* _Problem statement_: Reproduce all of the data that follows, character for character.
'''
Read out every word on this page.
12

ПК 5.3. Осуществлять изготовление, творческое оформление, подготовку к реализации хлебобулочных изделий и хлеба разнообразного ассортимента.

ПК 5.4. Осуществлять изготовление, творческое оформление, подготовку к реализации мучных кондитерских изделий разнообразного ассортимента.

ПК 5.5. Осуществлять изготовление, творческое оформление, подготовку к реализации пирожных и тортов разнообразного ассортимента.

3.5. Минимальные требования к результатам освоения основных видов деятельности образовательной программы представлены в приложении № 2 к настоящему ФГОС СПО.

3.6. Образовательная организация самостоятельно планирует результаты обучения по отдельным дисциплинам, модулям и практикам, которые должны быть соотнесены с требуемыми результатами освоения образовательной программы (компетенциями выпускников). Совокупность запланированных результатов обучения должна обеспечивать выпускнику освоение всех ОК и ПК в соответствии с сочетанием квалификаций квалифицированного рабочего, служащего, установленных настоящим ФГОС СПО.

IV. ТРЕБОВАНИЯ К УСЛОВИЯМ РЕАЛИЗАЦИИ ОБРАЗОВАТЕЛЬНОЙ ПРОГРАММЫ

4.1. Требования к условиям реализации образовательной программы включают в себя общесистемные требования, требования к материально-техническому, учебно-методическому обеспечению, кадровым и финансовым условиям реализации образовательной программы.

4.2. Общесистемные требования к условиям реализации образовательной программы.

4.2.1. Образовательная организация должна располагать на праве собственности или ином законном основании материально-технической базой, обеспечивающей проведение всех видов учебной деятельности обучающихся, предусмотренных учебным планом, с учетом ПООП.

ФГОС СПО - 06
'''
* _Answer to the task_:
Read out every word on this page.
12

ПК 5.3. Осуществлять изготовление, творческое оформление, подготовку к реализации хлебобулочных изделий и хлеба разнообразного ассортимента.

ПК 5.4. Осуществлять изготовление, творческое оформление, подготовку к реализации мучных кондитерских изделий разнообразного ассортимента.

ПК 5.5. Осуществлять изготовление, творческое оформление, подготовку к реализации пирожных и тортов разнообразного ассортимента.

3.5. Минимальные требования к результатам освоения основных видов деятельности образовательной программы представлены в приложении № 2 к настоящему ФГОС СПО.

3.6. Образовательная организация самостоятельно планирует результаты обучения по отдельным дисциплинам, модулям и практикам, которые должны быть соотнесены с требуемыми результатами освоения образовательной программы (компетенциями выпускников). Совокупность запланированных результатов обучения должна обеспечивать выпускнику освоение всех ОК и ПК в соответствии с сочетанием квалификаций квалифицированного рабочего, служащего, установленных настоящим ФГОС СПО.

IV. ТРЕБОВАНИЯ К УСЛОВИЯМ РЕАЛИЗАЦИИ ОБРАЗОВАТЕЛЬНОЙ ПРОГРАММЫ

4.1. Требования к условиям реализации образовательной программы включают в себя общесистемные требования, требования к материально-техническому, учебно-методическому обеспечению, кадровым и финансовым условиям реализации образовательной программы.

4.2. Общесистемные требования к условиям реализации образовательной программы.

4.2.1. Образовательная организация должна располагать на праве собственности или ином законном основании материально-технической базой, обеспечивающей проведение всех видов учебной деятельности обучающихся, предусмотренных учебным планом, с учетом ПООП.

ФГОС СПО - 06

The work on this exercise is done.